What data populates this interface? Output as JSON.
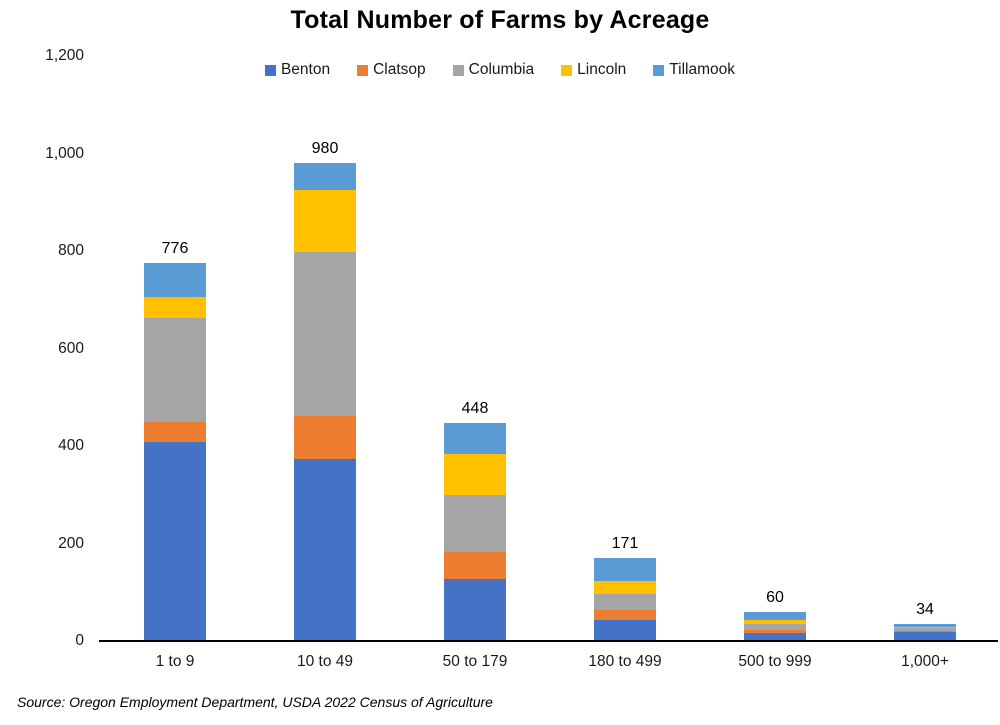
{
  "title": "Total Number of Farms by Acreage",
  "source_note": "Source: Oregon Employment Department, USDA 2022 Census of Agriculture",
  "chart_data": {
    "type": "bar",
    "stacked": true,
    "title": "Total Number of Farms by Acreage",
    "categories": [
      "1 to 9",
      "10 to 49",
      "50 to 179",
      "180 to 499",
      "500 to 999",
      "1,000+"
    ],
    "series": [
      {
        "name": "Benton",
        "color": "#4472C4",
        "values": [
          409,
          373,
          127,
          44,
          17,
          18
        ]
      },
      {
        "name": "Clatsop",
        "color": "#ED7D31",
        "values": [
          41,
          89,
          56,
          20,
          6,
          3
        ]
      },
      {
        "name": "Columbia",
        "color": "#A5A5A5",
        "values": [
          212,
          335,
          117,
          33,
          11,
          5
        ]
      },
      {
        "name": "Lincoln",
        "color": "#FFC000",
        "values": [
          44,
          128,
          83,
          27,
          9,
          3
        ]
      },
      {
        "name": "Tillamook",
        "color": "#5B9BD5",
        "values": [
          70,
          55,
          65,
          47,
          17,
          5
        ]
      }
    ],
    "totals": [
      "776",
      "980",
      "448",
      "171",
      "60",
      "34"
    ],
    "y_axis": {
      "min": 0,
      "max": 1200,
      "tick_interval": 200,
      "tick_labels": [
        "0",
        "200",
        "400",
        "600",
        "800",
        "1,000",
        "1,200"
      ]
    },
    "legend": {
      "position": "top",
      "entries": [
        "Benton",
        "Clatsop",
        "Columbia",
        "Lincoln",
        "Tillamook"
      ]
    },
    "grid": false,
    "axis_color": "#000000",
    "background": "#ffffff"
  }
}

> [TASK TO CARRY OUT]:
Make a tally of the lines in this data that include the string "name", and answer with that tally alone.

> [WRITTEN ANSWER]:
5